Stored records:

******

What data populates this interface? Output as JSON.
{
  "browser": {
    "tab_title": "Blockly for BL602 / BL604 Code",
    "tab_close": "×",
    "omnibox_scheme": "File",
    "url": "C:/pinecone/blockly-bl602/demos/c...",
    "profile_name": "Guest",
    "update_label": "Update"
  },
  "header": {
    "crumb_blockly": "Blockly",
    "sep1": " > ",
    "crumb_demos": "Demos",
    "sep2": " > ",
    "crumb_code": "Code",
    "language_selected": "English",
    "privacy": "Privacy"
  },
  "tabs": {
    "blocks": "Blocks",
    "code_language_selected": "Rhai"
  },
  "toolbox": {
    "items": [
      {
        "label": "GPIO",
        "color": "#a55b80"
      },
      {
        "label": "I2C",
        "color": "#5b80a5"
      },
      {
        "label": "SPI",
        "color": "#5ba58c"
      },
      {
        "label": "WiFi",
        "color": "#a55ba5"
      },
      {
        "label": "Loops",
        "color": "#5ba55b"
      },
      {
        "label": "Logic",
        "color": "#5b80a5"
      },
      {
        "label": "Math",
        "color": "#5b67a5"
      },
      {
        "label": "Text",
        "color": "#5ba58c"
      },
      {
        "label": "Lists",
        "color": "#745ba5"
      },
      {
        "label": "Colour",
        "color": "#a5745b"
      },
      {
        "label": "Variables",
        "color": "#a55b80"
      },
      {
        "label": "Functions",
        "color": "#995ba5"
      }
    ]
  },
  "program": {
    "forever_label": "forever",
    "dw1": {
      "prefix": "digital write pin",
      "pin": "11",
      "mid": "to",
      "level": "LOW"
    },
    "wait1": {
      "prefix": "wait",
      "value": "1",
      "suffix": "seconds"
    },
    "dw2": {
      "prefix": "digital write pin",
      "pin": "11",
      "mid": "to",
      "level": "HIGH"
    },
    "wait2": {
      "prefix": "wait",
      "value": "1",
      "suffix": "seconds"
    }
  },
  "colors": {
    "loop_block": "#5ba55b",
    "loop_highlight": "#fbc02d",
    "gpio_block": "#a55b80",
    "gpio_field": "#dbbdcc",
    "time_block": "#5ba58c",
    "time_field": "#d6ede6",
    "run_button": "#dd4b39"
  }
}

******

Objective: Write the listing out again, exactly as it reads.

Result of this task:
What data populates this interface? Output as JSON.
{
  "browser": {
    "tab_title": "Blockly for BL602 / BL604 Code",
    "tab_close": "×",
    "omnibox_scheme": "File",
    "url": "C:/pinecone/blockly-bl602/demos/c...",
    "profile_name": "Guest",
    "update_label": "Update"
  },
  "header": {
    "crumb_blockly": "Blockly",
    "sep1": " > ",
    "crumb_demos": "Demos",
    "sep2": " > ",
    "crumb_code": "Code",
    "language_selected": "English",
    "privacy": "Privacy"
  },
  "tabs": {
    "blocks": "Blocks",
    "code_language_selected": "Rhai"
  },
  "toolbox": {
    "items": [
      {
        "label": "GPIO",
        "color": "#a55b80"
      },
      {
        "label": "I2C",
        "color": "#5b80a5"
      },
      {
        "label": "SPI",
        "color": "#5ba58c"
      },
      {
        "label": "WiFi",
        "color": "#a55ba5"
      },
      {
        "label": "Loops",
        "color": "#5ba55b"
      },
      {
        "label": "Logic",
        "color": "#5b80a5"
      },
      {
        "label": "Math",
        "color": "#5b67a5"
      },
      {
        "label": "Text",
        "color": "#5ba58c"
      },
      {
        "label": "Lists",
        "color": "#745ba5"
      },
      {
        "label": "Colour",
        "color": "#a5745b"
      },
      {
        "label": "Variables",
        "color": "#a55b80"
      },
      {
        "label": "Functions",
        "color": "#995ba5"
      }
    ]
  },
  "program": {
    "forever_label": "forever",
    "dw1": {
      "prefix": "digital write pin",
      "pin": "11",
      "mid": "to",
      "level": "LOW"
    },
    "wait1": {
      "prefix": "wait",
      "value": "1",
      "suffix": "seconds"
    },
    "dw2": {
      "prefix": "digital write pin",
      "pin": "11",
      "mid": "to",
      "level": "HIGH"
    },
    "wait2": {
      "prefix": "wait",
      "value": "1",
      "suffix": "seconds"
    }
  },
  "colors": {
    "loop_block": "#5ba55b",
    "loop_highlight": "#fbc02d",
    "gpio_block": "#a55b80",
    "gpio_field": "#dbbdcc",
    "time_block": "#5ba58c",
    "time_field": "#d6ede6",
    "run_button": "#dd4b39"
  }
}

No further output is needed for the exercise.